━━━━━ Source document

Having done go and python in jetbrains and vscode, I definitely enjoy the experience in jetbrains more. A lot of java people like IntelliJ for their Java and Kotlin support.

OTOH, copilot has been not as good on Jetbrains as it has been on vscode. Updates are delayed to give VSCode a first mover advantage to VSCode.

Google Gemini Code assist plugin last week still sucked, didn't try it today.

Copilot can also use Gemini Pro 2.5, but they delayed the release of the plugin for Jetbrains, and only have a context of 10 files I believe for the edit mode.

And I thought I read somewhere that Jetbrains AI Assistant can use gemini AI pro, it's limited to a context window of 200,000. I might be wrong on that.

Junie is reasonably good, but still has issues with understanding large code blocks of more than a couple of kilobytes. But it applies the changes first, without letting you do a review of the code. The only real way to do it, is to check in the code in git, then let it run, and then look at the results.

━━━━━━━━━━

* Work instruction A
In the comment on JetBrains and VS Code, which two languages has the author worked with in both editors?
* Work instruction B
Recast the paragraph of the comment on JetBrains and VS Code that begins "Junie is reasonably good" as a short bulleted list that keeps its main facts.

━━━━━ Data extract

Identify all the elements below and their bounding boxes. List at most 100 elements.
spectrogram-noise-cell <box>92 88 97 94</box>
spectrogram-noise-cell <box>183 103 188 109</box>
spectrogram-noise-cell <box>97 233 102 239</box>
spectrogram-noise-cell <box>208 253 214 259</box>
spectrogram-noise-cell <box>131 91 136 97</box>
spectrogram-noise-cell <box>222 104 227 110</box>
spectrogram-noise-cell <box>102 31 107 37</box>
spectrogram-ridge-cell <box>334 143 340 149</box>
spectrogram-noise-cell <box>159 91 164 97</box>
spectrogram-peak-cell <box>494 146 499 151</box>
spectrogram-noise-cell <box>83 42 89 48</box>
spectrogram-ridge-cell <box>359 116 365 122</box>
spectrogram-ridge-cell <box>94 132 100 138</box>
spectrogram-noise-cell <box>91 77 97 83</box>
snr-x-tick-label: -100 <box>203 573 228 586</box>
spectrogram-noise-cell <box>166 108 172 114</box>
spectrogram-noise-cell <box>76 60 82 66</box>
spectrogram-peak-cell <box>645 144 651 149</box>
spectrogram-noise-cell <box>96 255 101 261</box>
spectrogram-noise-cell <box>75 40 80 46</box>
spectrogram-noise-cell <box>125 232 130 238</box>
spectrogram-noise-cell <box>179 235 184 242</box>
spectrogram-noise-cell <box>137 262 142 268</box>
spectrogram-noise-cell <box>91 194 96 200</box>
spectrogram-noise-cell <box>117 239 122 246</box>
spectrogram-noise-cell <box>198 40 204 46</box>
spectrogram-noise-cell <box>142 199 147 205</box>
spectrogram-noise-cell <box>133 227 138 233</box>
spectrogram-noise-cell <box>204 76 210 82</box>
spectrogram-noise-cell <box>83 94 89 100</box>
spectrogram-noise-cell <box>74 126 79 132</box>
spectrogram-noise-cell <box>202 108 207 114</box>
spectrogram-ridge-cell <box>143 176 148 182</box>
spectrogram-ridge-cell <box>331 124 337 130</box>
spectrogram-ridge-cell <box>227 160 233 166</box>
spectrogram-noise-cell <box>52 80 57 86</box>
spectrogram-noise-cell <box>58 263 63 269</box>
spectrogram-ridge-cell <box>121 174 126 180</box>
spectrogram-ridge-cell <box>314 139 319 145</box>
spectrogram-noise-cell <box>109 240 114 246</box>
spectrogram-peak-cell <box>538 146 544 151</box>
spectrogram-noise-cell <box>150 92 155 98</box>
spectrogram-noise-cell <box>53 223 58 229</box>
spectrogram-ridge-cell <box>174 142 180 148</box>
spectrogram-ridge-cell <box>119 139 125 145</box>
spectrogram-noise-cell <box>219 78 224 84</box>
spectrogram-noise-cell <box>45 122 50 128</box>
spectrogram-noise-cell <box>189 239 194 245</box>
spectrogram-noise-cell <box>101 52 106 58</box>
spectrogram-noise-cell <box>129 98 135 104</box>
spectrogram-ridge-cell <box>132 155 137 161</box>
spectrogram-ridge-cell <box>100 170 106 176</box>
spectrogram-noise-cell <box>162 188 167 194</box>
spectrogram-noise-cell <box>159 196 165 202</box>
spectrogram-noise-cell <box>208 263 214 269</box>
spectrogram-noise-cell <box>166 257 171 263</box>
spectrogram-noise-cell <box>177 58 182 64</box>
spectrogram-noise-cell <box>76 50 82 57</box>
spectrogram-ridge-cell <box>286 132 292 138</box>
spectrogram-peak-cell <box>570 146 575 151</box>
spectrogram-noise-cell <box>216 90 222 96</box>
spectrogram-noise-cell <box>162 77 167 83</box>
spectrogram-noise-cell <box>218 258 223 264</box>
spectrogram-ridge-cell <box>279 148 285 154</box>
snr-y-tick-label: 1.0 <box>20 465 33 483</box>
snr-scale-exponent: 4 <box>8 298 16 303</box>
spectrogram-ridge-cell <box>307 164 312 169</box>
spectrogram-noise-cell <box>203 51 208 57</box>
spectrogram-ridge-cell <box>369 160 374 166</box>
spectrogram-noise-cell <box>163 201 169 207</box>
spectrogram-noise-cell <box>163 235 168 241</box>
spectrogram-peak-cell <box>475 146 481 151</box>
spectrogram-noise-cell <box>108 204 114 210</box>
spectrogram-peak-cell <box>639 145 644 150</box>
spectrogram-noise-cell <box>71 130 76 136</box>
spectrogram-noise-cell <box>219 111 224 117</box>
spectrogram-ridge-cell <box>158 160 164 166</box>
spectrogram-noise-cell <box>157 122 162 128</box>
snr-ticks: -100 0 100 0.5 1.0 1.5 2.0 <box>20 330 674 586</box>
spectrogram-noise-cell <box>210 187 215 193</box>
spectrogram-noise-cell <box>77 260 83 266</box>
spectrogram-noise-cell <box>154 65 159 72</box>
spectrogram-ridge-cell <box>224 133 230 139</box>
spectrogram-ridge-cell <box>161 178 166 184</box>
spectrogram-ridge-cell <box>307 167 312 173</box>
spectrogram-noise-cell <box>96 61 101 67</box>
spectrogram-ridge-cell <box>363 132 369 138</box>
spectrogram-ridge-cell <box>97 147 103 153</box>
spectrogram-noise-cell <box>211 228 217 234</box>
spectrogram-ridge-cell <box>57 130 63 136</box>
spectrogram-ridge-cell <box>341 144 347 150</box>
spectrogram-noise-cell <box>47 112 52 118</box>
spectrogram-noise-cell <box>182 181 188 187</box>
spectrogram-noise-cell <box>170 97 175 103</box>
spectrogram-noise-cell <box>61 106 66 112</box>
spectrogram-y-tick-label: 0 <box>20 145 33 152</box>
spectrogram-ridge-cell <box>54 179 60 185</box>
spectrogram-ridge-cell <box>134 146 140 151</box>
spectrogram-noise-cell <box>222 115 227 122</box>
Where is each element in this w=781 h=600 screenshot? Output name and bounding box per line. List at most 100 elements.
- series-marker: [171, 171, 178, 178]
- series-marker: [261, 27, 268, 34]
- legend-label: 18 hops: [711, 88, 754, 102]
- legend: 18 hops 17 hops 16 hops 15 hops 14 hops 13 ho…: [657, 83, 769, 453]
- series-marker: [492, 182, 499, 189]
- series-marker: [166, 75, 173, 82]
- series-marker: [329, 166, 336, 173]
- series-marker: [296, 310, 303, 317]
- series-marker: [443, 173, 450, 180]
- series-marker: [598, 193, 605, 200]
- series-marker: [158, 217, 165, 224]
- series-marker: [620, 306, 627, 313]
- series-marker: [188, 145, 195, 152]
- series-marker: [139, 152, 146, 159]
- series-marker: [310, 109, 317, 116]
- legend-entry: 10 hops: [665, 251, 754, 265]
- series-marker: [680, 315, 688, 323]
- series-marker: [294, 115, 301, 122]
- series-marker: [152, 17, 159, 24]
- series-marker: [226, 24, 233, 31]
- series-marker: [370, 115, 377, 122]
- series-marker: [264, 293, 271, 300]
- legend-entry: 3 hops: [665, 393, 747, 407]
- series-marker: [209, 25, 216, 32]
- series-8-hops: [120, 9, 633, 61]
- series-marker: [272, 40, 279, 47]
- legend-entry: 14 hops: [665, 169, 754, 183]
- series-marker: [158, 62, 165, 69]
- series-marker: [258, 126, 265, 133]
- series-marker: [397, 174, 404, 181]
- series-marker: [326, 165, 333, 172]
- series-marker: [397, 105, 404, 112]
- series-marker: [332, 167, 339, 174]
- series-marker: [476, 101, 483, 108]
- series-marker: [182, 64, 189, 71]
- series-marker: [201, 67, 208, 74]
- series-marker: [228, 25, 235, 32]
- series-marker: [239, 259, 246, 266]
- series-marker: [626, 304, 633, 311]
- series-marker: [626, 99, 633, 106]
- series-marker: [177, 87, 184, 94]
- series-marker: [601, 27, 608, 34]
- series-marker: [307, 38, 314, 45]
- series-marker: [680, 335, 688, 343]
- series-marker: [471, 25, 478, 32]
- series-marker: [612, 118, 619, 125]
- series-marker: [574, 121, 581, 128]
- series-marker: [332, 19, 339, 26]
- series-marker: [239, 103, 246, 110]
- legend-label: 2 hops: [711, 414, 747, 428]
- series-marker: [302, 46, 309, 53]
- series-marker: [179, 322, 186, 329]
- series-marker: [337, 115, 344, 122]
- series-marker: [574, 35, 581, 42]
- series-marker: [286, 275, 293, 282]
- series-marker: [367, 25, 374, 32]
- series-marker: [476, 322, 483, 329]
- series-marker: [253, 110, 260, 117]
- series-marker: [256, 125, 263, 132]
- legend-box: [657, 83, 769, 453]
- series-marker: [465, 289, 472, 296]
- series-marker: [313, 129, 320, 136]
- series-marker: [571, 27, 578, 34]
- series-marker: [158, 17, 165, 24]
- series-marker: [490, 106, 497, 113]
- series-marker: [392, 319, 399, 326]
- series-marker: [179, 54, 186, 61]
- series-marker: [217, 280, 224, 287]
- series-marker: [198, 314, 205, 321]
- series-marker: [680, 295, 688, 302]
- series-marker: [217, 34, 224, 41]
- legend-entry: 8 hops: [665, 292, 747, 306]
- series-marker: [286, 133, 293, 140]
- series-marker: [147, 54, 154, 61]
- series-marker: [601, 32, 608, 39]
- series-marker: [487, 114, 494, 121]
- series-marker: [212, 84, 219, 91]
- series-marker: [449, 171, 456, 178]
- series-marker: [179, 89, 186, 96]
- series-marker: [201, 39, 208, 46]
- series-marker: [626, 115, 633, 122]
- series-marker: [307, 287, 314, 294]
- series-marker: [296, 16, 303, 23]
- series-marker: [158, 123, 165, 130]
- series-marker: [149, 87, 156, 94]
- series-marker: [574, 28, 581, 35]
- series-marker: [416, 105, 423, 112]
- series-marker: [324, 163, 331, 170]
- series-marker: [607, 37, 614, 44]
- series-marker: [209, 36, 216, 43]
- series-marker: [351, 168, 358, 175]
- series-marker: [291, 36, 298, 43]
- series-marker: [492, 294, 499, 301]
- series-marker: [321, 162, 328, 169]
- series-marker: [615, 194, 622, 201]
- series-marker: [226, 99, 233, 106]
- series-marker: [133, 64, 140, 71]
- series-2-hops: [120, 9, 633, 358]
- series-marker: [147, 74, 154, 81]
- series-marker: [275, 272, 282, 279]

━━━━━━━━━━

* Exercise result A
Go and Python.

* Exercise result B
- Junie is reasonably good.
- It still struggles to understand large code blocks of more than a couple of kilobytes.
- It applies changes first, without letting you review the code.
- The only real workaround is to check the code into git, let Junie run, and then look at the results.